## TRAVAIL À FAIRE
(1) Répondez à ces questions à partir de l'extrait sur Annibale Maria Di Francia :
(a) Comment s'appelle le premier mendiant aveugle qu'Annibale a rencontré ?
(b) De qui la famille du fondateur descendait-elle ?
(c) Quelles sont les deux congrégations dont on parle toujours dans les mêmes termes ?
(2) Reprenez l'extrait sur Annibale Maria Di Francia et prolongez-le à partir de sa dernière phrase.

## EXTRAIT
============
Un groupe de pauvres du quartier Avignone assistés par le père Annibale

Un groupe de pauvres du quartier Avignone assistés par le père Annibale

Qu’est-ce qui vous a le plus séduit dans la personnalité d’Annibale Maria Di Francia?
NALIN: Ce qui m’a tout de suite séduit, c’est la douceur, la passion, la tendresse qu’il avait à l’égard des enfants les plus pauvres, des enfants sans famille. Sa capacité à devenir père et mère de ces enfants abandonnés dans la rue. Et ces mêmes qualités, j’ai pu les voir au séminaire, chez les pères qui m’ont formé. L’autre aspect de sa personnalité qui m’émeut toujours est sa conviction qu’aucune personne, homme ou femme, quelle que soit sa profession, ne doit être gaspillée. Nous naissons tous avec une vocation. S’il y a un événement qui m’a frappé lorsque j’étais encore presque un enfant, c’est celui de la rencontre d’Annibale avec le premier mendiant aveugle, Francesco Zancone, du quartier Avignone. Cette rencontre a changé sa vie. Notre fondateur était noble, sa famille descendait même de Charles d’Anjou, il était riche et admiré. Les milieux les plus fermés de Messine se le disputaient: c’était un poète tout à fait remarquable. Il aurait pu tout faire, de la diplomatie au journalisme, de la politique à je ne sais quoi d’autre. Il a tout abandonné et il s’est consacré à ceux qui vivaient dans les baraques de Messine.
On entend toujours parler des Rogationistes et des Filles du divin Zèle dans les mêmes termes: ils sont modernes, dit-on, et en même temps ils forment des gens à la foi solide. Qu’est-ce qui explique ce jugement?
============
## ENTRÉES FOURNIES
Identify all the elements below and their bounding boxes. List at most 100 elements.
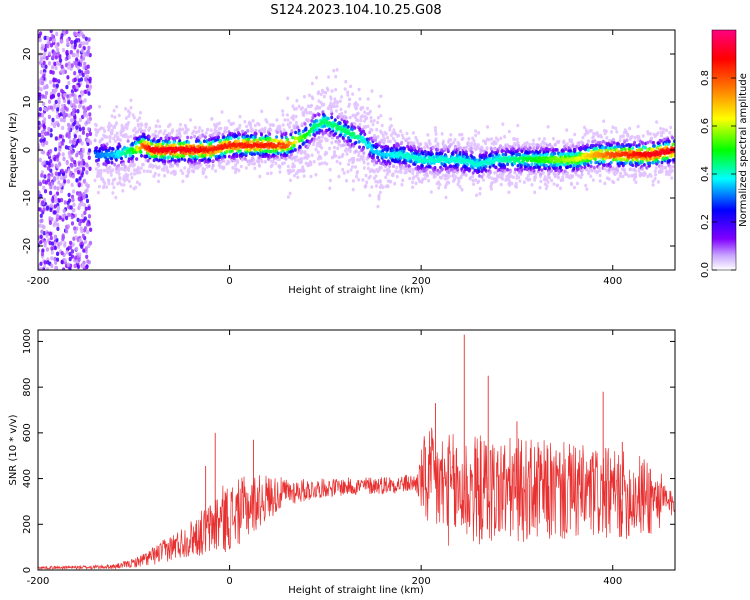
spectrogram-cell [308,133,312,137]
spectrogram-cell [276,155,279,159]
spectrogram-cell [111,191,115,195]
spectrogram-cell [507,190,511,195]
spectrogram-cell [162,168,166,172]
spectrogram-cell [217,131,221,135]
spectrogram-cell [187,170,191,174]
spectrogram-cell [517,144,521,148]
spectrogram-cell [43,47,48,52]
spectrogram-cell [286,96,290,101]
spectrogram-cell [68,251,72,257]
spectrogram-cell [184,125,188,130]
spectrogram-cell [224,129,227,134]
spectrogram-cell [612,180,616,185]
spectrogram-cell [379,94,383,99]
spectrogram-cell [103,129,107,133]
spectrogram-cell [57,198,62,203]
spectrogram-cell [319,92,323,97]
spectrogram-cell [54,44,58,49]
spectrogram-cell [158,124,162,129]
spectrogram-cell [546,180,550,184]
spectrogram-cell [309,174,313,179]
spectrogram-cell [159,129,163,133]
spectrogram-cell [291,114,295,118]
spectrogram-cell [120,156,123,161]
spectrogram-cell [589,164,593,169]
spectrogram-cell [111,181,115,186]
spectrogram-cell [138,111,142,115]
spectrogram-cell [480,146,484,150]
spectrogram-cell [115,105,119,109]
spectrogram-cell [481,172,485,177]
spectrogram-cell [71,92,75,97]
spectrogram-cell [252,157,255,162]
spectrogram-cell [112,108,116,113]
spectrogram-cell [51,38,56,43]
spectrogram-cell [38,197,41,202]
spectrogram-cell [209,128,213,132]
spectrogram-cell [198,126,202,130]
spectrogram-cell [302,141,306,145]
spectrogram-cell [84,189,88,194]
spectrogram-cell [318,162,322,166]
spectrogram-cell [56,122,60,128]
spectrogram-cell [77,257,81,262]
spectrogram-cell [88,52,92,58]
spectrogram-cell [71,111,76,117]
spectrogram-cell [352,121,356,126]
spectrogram-cell [290,157,294,161]
spectrogram-cell [550,178,554,183]
spectrogram-cell [74,60,78,66]
spectrogram-cell [107,160,111,164]
spectrogram-cell [143,129,147,133]
spectrogram-cell [68,93,72,98]
spectrogram-cell [555,148,559,152]
spectrogram-cell [225,126,229,130]
spectrogram-cell [520,149,524,154]
spectrogram-cell [129,134,133,139]
spectrogram-cell [284,131,288,136]
spectrogram-cell [87,127,91,132]
spectrogram-cell [355,174,358,179]
spectrogram-cell [630,135,634,139]
spectrogram-cell [131,141,135,146]
spectrogram-cell [619,158,623,162]
spectrogram-cell [285,153,289,157]
spectrogram-cell [528,177,532,182]
spectrogram-cell [113,125,117,129]
spectrogram-cell [48,51,52,56]
spectrogram-cell [297,104,301,109]
spectrogram-cell [124,132,128,137]
spectrogram-cell [377,104,381,109]
spectrogram-cell [186,128,190,132]
spectrogram-cell [201,158,205,162]
spectrogram-cell [84,36,88,41]
spectrogram-cell [46,44,50,49]
spectrogram-cell [72,137,76,143]
spectrogram-cell [568,164,572,169]
spectrogram-cell [136,165,140,170]
spectrogram-cell [85,264,89,269]
spectrogram-cell [248,139,252,144]
spectrogram-cell [383,139,386,143]
spectrogram-cell [232,154,236,159]
spectrogram-cell [44,64,48,70]
spectrogram-cell [217,135,220,139]
spectrogram-cell [487,137,491,142]
spectrogram-cell [186,173,190,178]
spectrogram-cell [361,155,365,159]
spectrogram-cell [275,130,279,135]
spectrogram-cell [545,143,549,148]
spectrogram-cell [157,138,161,143]
spectrogram-cell [54,136,58,141]
spectrogram-cell [339,107,343,112]
spectrogram-cell [330,89,334,93]
spectrogram-cell [429,190,433,194]
spectrogram-cell [456,168,460,172]
spectrogram-cell [106,170,110,175]
spectrogram-cell [307,143,311,148]
spectrogram-cell [41,80,45,86]
spectrogram-cell [203,135,207,139]
spectrogram-cell [371,122,375,127]
spectrogram-cell [344,116,348,120]
spectrogram-cell [460,132,464,137]
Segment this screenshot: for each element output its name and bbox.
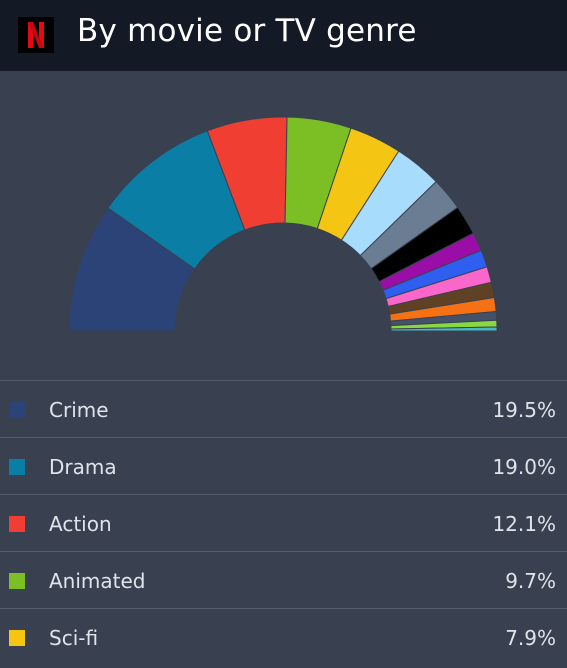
============
## RÉSULTATS PAR TÂCHE
(1)
(a) Francesco Zancone, du quartier Avignone.
(b) De Charles d'Anjou.
(c) Les Rogationistes et les Filles du divin Zèle.

(2)
NALIN: L’absence de peur. Ce qui veut dire que nous n’avons pas oublié le rapport qu’entretenait Annibale Maria Di Francia avec la réalité. Il vivait dans une période de transformations profondes: l’Église venait à peine de perdre son pouvoir temporel. Les forces laïques qui allaient créer des problèmes importants, aux ordres religieux surtout, progressaient dans le pays. En Sicile, le clergé, le haut comme le bas, allait se refermer sur lui-même comme une huître, plus encore qu’il ne l’avait fait dans les décennies précédentes. Mais c’est surtout le clergé de son diocèse qui, incapable de comprendre sa façon de faire, terrorisé à l’idée de voir sa position s’affaiblir encore, allait s’opposer aux œuvres d’Annibale.
Pour celui-ci, paradoxalement, tout cela n’est qu’une occasion de plus d’agir. Il ne s’inquiète absolument pas de la disparition des valeurs, des progrès de la franc-maçonnerie. Certes, il se rend parfaitement compte de ce qui est en train de se passer. Mais il n’a pas peur: c’est à ce moment précisément qu’il crée ses orphelinats, sa typographie, ses congrégations. Il se sert des instruments que lui offre le monde moderne pour édifier ses œuvres: il suffit de penser à la presse, aux journaux qu’il dirige. Et puis, il parle avec tout le monde, administrateurs locaux, politiques, il demande indistinctement à tous de l’argent pour alimenter les œuvres qui parviennent, parfois, à avoir un caractère d’entreprise. Tout en restant dans la fidélité absolue à l’Église, Annibale ouvre les bras à tout le monde. Même devant la tragédie du tremblement de terre de Messine il ne perd pas courage, ne serait-ce que parce qu’il rencontre à cette occasion Luigi Orione, une vraie grâce dans la vie d’Annibale.
Selon moi, nous ne sommes pas aujourd’hui dans une situation très différente. Il faut ouvrir les bras à tous. Et puis la modernité est un mot qui veut tout et rien dire. Il suffit aujourd’hui comme hier de lire l’Évangile, d’administrer les sacrements, d’enseigner les “choses de Dieu” et de prier le maître de la moisson. Le reste, c’est la Providence qui le fait. À propos de modernité, il faut rappeler que dans les écoles des Rogationistes et des Filles du divin Zèle il y a eu, pratiquement dès le départ, des classes mixtes. Inimaginable pour l’époque.
Le père Annibale avec le premier groupe de la Congrégation féminine autour de Mélanie Calvat, sur une photo de 1897

Le père Annibale avec le premier groupe de la Congrégation féminine autour de Mélanie Calvat, sur une photo de 1897

L’un des aspects douloureux de notre époque, c’est la crise des vocations sacerdotales. C’est-à-dire de votre “raison sociale”. Qu’en pensez-vous?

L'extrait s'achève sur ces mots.